Problem requirements: All of the data should be repeated exactly; pictures are not part of the copy.

[Items from a dataset]
-- START --

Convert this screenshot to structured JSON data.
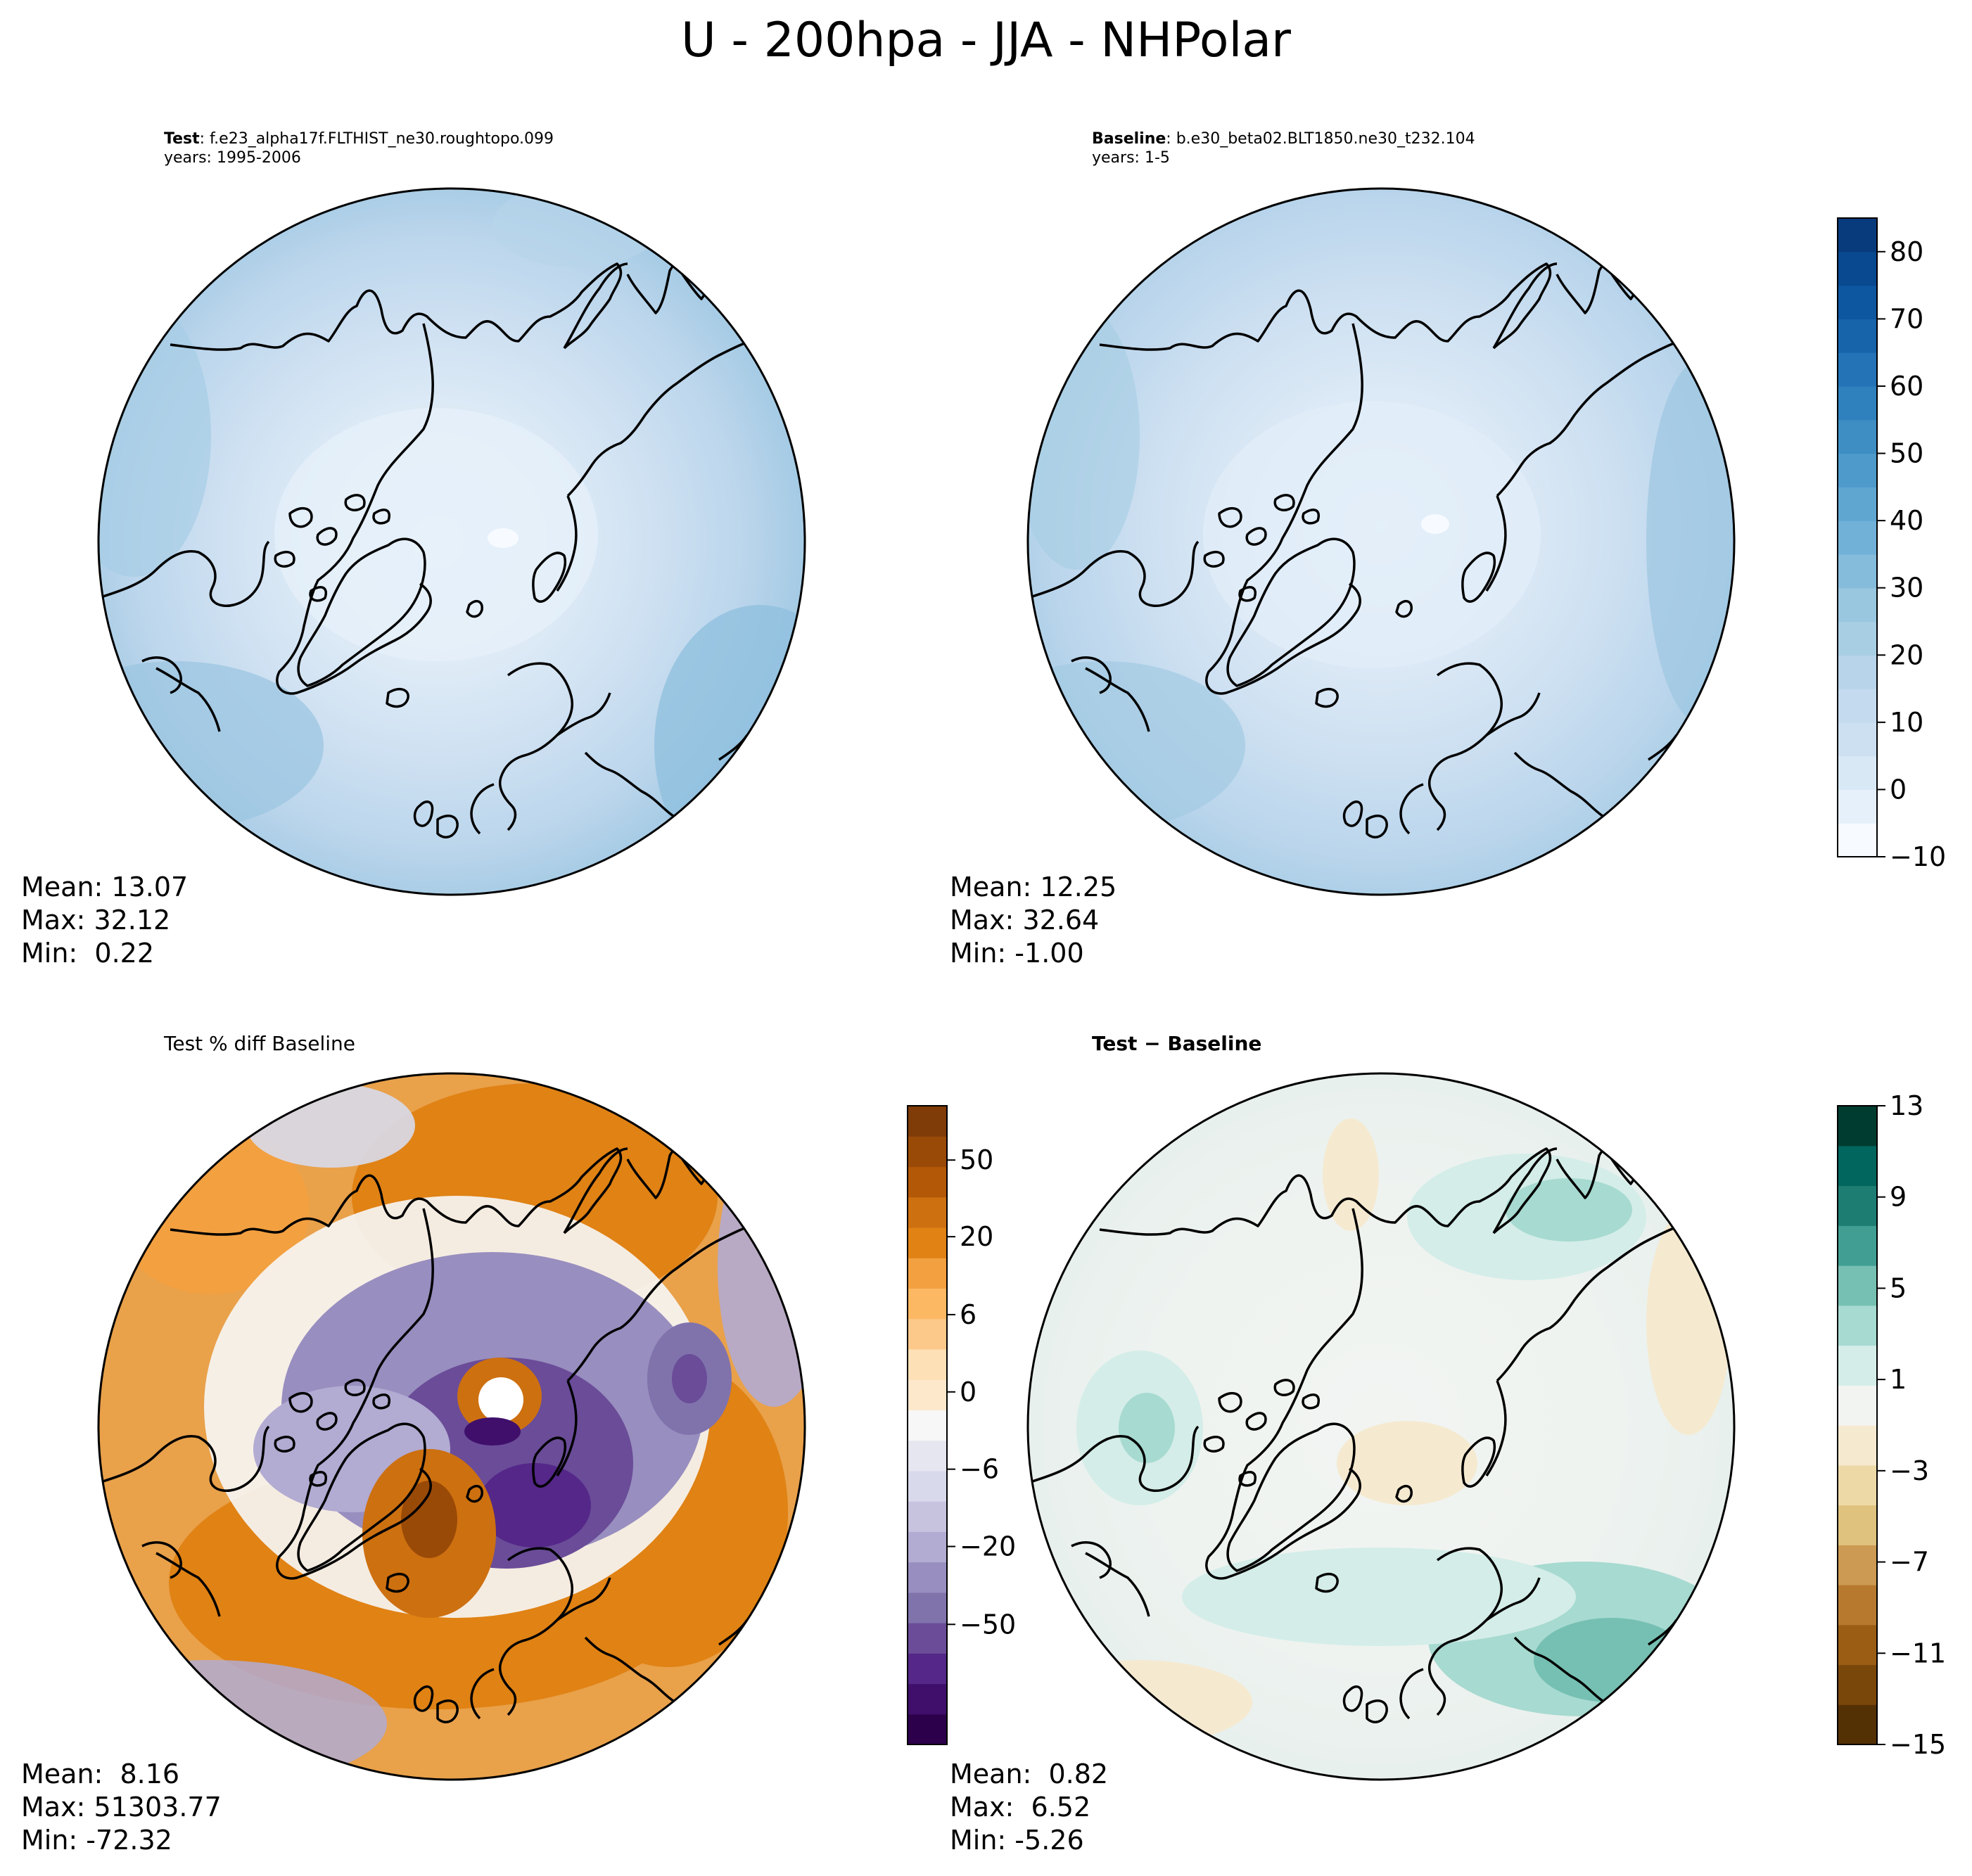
{
  "figure": {
    "title": "U - 200hpa - JJA - NHPolar"
  },
  "panels": {
    "test": {
      "label_bold": "Test",
      "label_rest": ": f.e23_alpha17f.FLTHIST_ne30.roughtopo.099",
      "years": "years: 1995-2006",
      "stats": {
        "mean": "Mean: 13.07",
        "max": "Max: 32.12",
        "min": "Min:  0.22"
      }
    },
    "baseline": {
      "label_bold": "Baseline",
      "label_rest": ": b.e30_beta02.BLT1850.ne30_t232.104",
      "years": "years: 1-5",
      "stats": {
        "mean": "Mean: 12.25",
        "max": "Max: 32.64",
        "min": "Min: -1.00"
      }
    },
    "pct_diff": {
      "title": "Test % diff Baseline",
      "stats": {
        "mean": "Mean:  8.16",
        "max": "Max: 51303.77",
        "min": "Min: -72.32"
      }
    },
    "diff": {
      "title_bold": "Test − Baseline",
      "stats": {
        "mean": "Mean:  0.82",
        "max": "Max:  6.52",
        "min": "Min: -5.26"
      }
    }
  },
  "colorbars": {
    "blues": {
      "levels": [
        -10,
        -5,
        0,
        5,
        10,
        15,
        20,
        25,
        30,
        35,
        40,
        45,
        50,
        55,
        60,
        65,
        70,
        75,
        80,
        85
      ],
      "ticks": [
        "80",
        "70",
        "60",
        "50",
        "40",
        "30",
        "20",
        "10",
        "0",
        "−10"
      ],
      "tick_values": [
        80,
        70,
        60,
        50,
        40,
        30,
        20,
        10,
        0,
        -10
      ],
      "colors": [
        "#f7fbff",
        "#e6f0fa",
        "#d9e8f5",
        "#cde0f1",
        "#c4daee",
        "#b7d4ea",
        "#a8cee4",
        "#99c7e0",
        "#85bcdc",
        "#71b1d7",
        "#5fa6d1",
        "#4e9acb",
        "#3e8ec4",
        "#2f81bd",
        "#2373b6",
        "#1764ab",
        "#0d56a0",
        "#084990",
        "#083b7c"
      ]
    },
    "purple_orange": {
      "ticks": [
        "50",
        "20",
        "6",
        "0",
        "−6",
        "−20",
        "−50"
      ],
      "tick_values": [
        50,
        20,
        6,
        0,
        -6,
        -20,
        -50
      ],
      "colors": [
        "#2d004b",
        "#3f0f6b",
        "#542788",
        "#6a4c98",
        "#8073ac",
        "#988ebf",
        "#b2abd2",
        "#c7c3df",
        "#d8daeb",
        "#e6e6f0",
        "#f7f7f7",
        "#fde8cc",
        "#fee0b6",
        "#fdc98a",
        "#fdb863",
        "#f3a040",
        "#e08214",
        "#cd7010",
        "#b35806",
        "#9a4a07",
        "#7f3b08"
      ]
    },
    "brbg": {
      "ticks": [
        "13",
        "9",
        "5",
        "1",
        "−3",
        "−7",
        "−11",
        "−15"
      ],
      "tick_values": [
        13,
        9,
        5,
        1,
        -3,
        -7,
        -11,
        -15
      ],
      "colors": [
        "#543005",
        "#7a470b",
        "#9b5d14",
        "#b6792e",
        "#cc9a52",
        "#dfc27d",
        "#ecd9a6",
        "#f5ead0",
        "#f2f4f2",
        "#d4ede8",
        "#a7dad1",
        "#76c0b3",
        "#419e92",
        "#1d7d73",
        "#01665e",
        "#003c30"
      ]
    }
  },
  "chart_data": [
    {
      "type": "heatmap",
      "projection": "north-polar-stereographic",
      "title": "Test: f.e23_alpha17f.FLTHIST_ne30.roughtopo.099",
      "subtitle": "years: 1995-2006",
      "colorbar_range": [
        -10,
        85
      ],
      "mean": 13.07,
      "max": 32.12,
      "min": 0.22
    },
    {
      "type": "heatmap",
      "projection": "north-polar-stereographic",
      "title": "Baseline: b.e30_beta02.BLT1850.ne30_t232.104",
      "subtitle": "years: 1-5",
      "colorbar_range": [
        -10,
        85
      ],
      "mean": 12.25,
      "max": 32.64,
      "min": -1.0
    },
    {
      "type": "heatmap",
      "projection": "north-polar-stereographic",
      "title": "Test % diff Baseline",
      "colorbar_ticks": [
        -50,
        -20,
        -6,
        0,
        6,
        20,
        50
      ],
      "mean": 8.16,
      "max": 51303.77,
      "min": -72.32
    },
    {
      "type": "heatmap",
      "projection": "north-polar-stereographic",
      "title": "Test − Baseline",
      "colorbar_range": [
        -15,
        13
      ],
      "colorbar_ticks": [
        -15,
        -11,
        -7,
        -3,
        1,
        5,
        9,
        13
      ],
      "mean": 0.82,
      "max": 6.52,
      "min": -5.26
    }
  ]
}
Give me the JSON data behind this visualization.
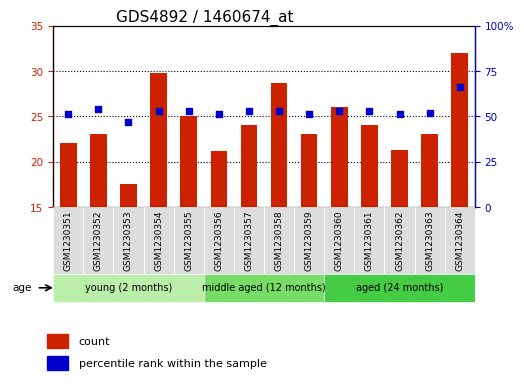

-- END --

Expected answer:
Convert this screenshot to structured JSON data.
{
  "figure": {
    "title": "U - 200hpa - JJA - NHPolar"
  },
  "panels": {
    "test": {
      "label_bold": "Test",
      "label_rest": ": f.e23_alpha17f.FLTHIST_ne30.roughtopo.099",
      "years": "years: 1995-2006",
      "stats": {
        "mean": "Mean: 13.07",
        "max": "Max: 32.12",
        "min": "Min:  0.22"
      }
    },
    "baseline": {
      "label_bold": "Baseline",
      "label_rest": ": b.e30_beta02.BLT1850.ne30_t232.104",
      "years": "years: 1-5",
      "stats": {
        "mean": "Mean: 12.25",
        "max": "Max: 32.64",
        "min": "Min: -1.00"
      }
    },
    "pct_diff": {
      "title": "Test % diff Baseline",
      "stats": {
        "mean": "Mean:  8.16",
        "max": "Max: 51303.77",
        "min": "Min: -72.32"
      }
    },
    "diff": {
      "title_bold": "Test − Baseline",
      "stats": {
        "mean": "Mean:  0.82",
        "max": "Max:  6.52",
        "min": "Min: -5.26"
      }
    }
  },
  "colorbars": {
    "blues": {
      "levels": [
        -10,
        -5,
        0,
        5,
        10,
        15,
        20,
        25,
        30,
        35,
        40,
        45,
        50,
        55,
        60,
        65,
        70,
        75,
        80,
        85
      ],
      "ticks": [
        "80",
        "70",
        "60",
        "50",
        "40",
        "30",
        "20",
        "10",
        "0",
        "−10"
      ],
      "tick_values": [
        80,
        70,
        60,
        50,
        40,
        30,
        20,
        10,
        0,
        -10
      ],
      "colors": [
        "#f7fbff",
        "#e6f0fa",
        "#d9e8f5",
        "#cde0f1",
        "#c4daee",
        "#b7d4ea",
        "#a8cee4",
        "#99c7e0",
        "#85bcdc",
        "#71b1d7",
        "#5fa6d1",
        "#4e9acb",
        "#3e8ec4",
        "#2f81bd",
        "#2373b6",
        "#1764ab",
        "#0d56a0",
        "#084990",
        "#083b7c"
      ]
    },
    "purple_orange": {
      "ticks": [
        "50",
        "20",
        "6",
        "0",
        "−6",
        "−20",
        "−50"
      ],
      "tick_values": [
        50,
        20,
        6,
        0,
        -6,
        -20,
        -50
      ],
      "colors": [
        "#2d004b",
        "#3f0f6b",
        "#542788",
        "#6a4c98",
        "#8073ac",
        "#988ebf",
        "#b2abd2",
        "#c7c3df",
        "#d8daeb",
        "#e6e6f0",
        "#f7f7f7",
        "#fde8cc",
        "#fee0b6",
        "#fdc98a",
        "#fdb863",
        "#f3a040",
        "#e08214",
        "#cd7010",
        "#b35806",
        "#9a4a07",
        "#7f3b08"
      ]
    },
    "brbg": {
      "ticks": [
        "13",
        "9",
        "5",
        "1",
        "−3",
        "−7",
        "−11",
        "−15"
      ],
      "tick_values": [
        13,
        9,
        5,
        1,
        -3,
        -7,
        -11,
        -15
      ],
      "colors": [
        "#543005",
        "#7a470b",
        "#9b5d14",
        "#b6792e",
        "#cc9a52",
        "#dfc27d",
        "#ecd9a6",
        "#f5ead0",
        "#f2f4f2",
        "#d4ede8",
        "#a7dad1",
        "#76c0b3",
        "#419e92",
        "#1d7d73",
        "#01665e",
        "#003c30"
      ]
    }
  },
  "chart_data": [
    {
      "type": "heatmap",
      "projection": "north-polar-stereographic",
      "title": "Test: f.e23_alpha17f.FLTHIST_ne30.roughtopo.099",
      "subtitle": "years: 1995-2006",
      "colorbar_range": [
        -10,
        85
      ],
      "mean": 13.07,
      "max": 32.12,
      "min": 0.22
    },
    {
      "type": "heatmap",
      "projection": "north-polar-stereographic",
      "title": "Baseline: b.e30_beta02.BLT1850.ne30_t232.104",
      "subtitle": "years: 1-5",
      "colorbar_range": [
        -10,
        85
      ],
      "mean": 12.25,
      "max": 32.64,
      "min": -1.0
    },
    {
      "type": "heatmap",
      "projection": "north-polar-stereographic",
      "title": "Test % diff Baseline",
      "colorbar_ticks": [
        -50,
        -20,
        -6,
        0,
        6,
        20,
        50
      ],
      "mean": 8.16,
      "max": 51303.77,
      "min": -72.32
    },
    {
      "type": "heatmap",
      "projection": "north-polar-stereographic",
      "title": "Test − Baseline",
      "colorbar_range": [
        -15,
        13
      ],
      "colorbar_ticks": [
        -15,
        -11,
        -7,
        -3,
        1,
        5,
        9,
        13
      ],
      "mean": 0.82,
      "max": 6.52,
      "min": -5.26
    }
  ]
}
Give me the JSON data behind this visualization.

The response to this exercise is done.